Pull every line that holds the word "shape" from the entries.

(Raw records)
..........
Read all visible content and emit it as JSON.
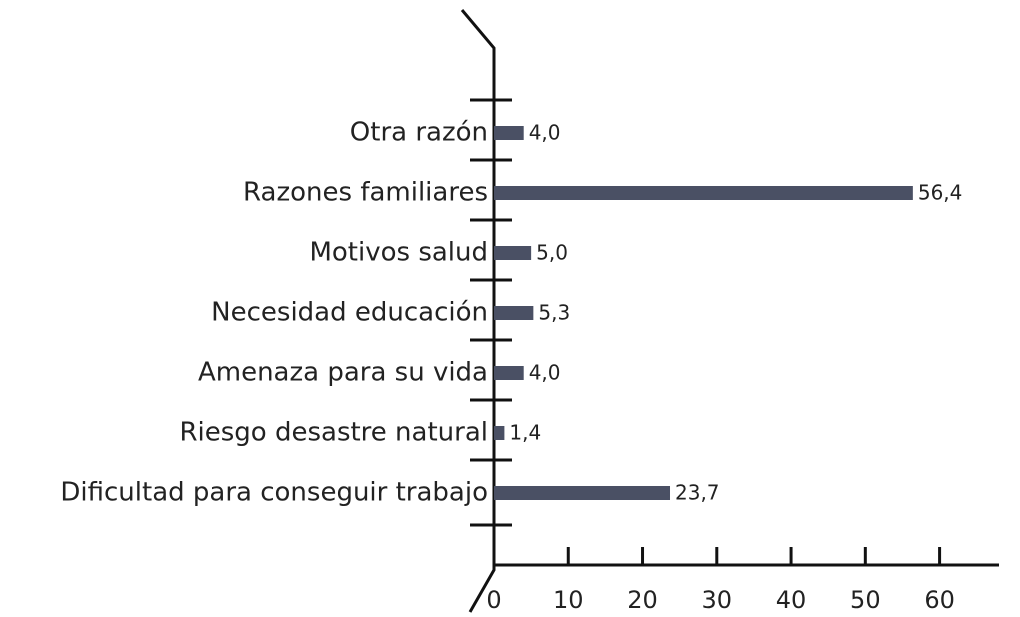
{
  "chart_data": {
    "type": "bar",
    "orientation": "horizontal",
    "categories": [
      "Otra razón",
      "Razones familiares",
      "Motivos salud",
      "Necesidad educación",
      "Amenaza para su vida",
      "Riesgo desastre natural",
      "Dificultad para conseguir trabajo"
    ],
    "values": [
      4.0,
      56.4,
      5.0,
      5.3,
      4.0,
      1.4,
      23.7
    ],
    "value_labels": [
      "4,0",
      "56,4",
      "5,0",
      "5,3",
      "4,0",
      "1,4",
      "23,7"
    ],
    "color": "#4a5064",
    "xlim": [
      0,
      68
    ],
    "xticks": [
      0,
      10,
      20,
      30,
      40,
      50,
      60
    ]
  }
}
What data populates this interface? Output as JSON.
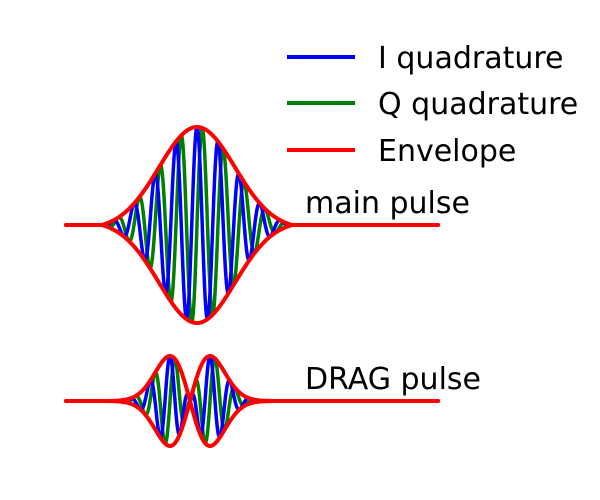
{
  "legend": {
    "entries": [
      {
        "label": "I quadrature",
        "color": "#0000ff"
      },
      {
        "label": "Q quadrature",
        "color": "#008000"
      },
      {
        "label": "Envelope",
        "color": "#ff0000"
      }
    ]
  },
  "pulses": [
    {
      "id": "main",
      "label": "main pulse",
      "shape": "gaussian"
    },
    {
      "id": "drag",
      "label": "DRAG pulse",
      "shape": "gaussian-derivative"
    }
  ]
}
..........
» Task solution:
      "shape": "gaussian"
      "shape": "gaussian-derivative"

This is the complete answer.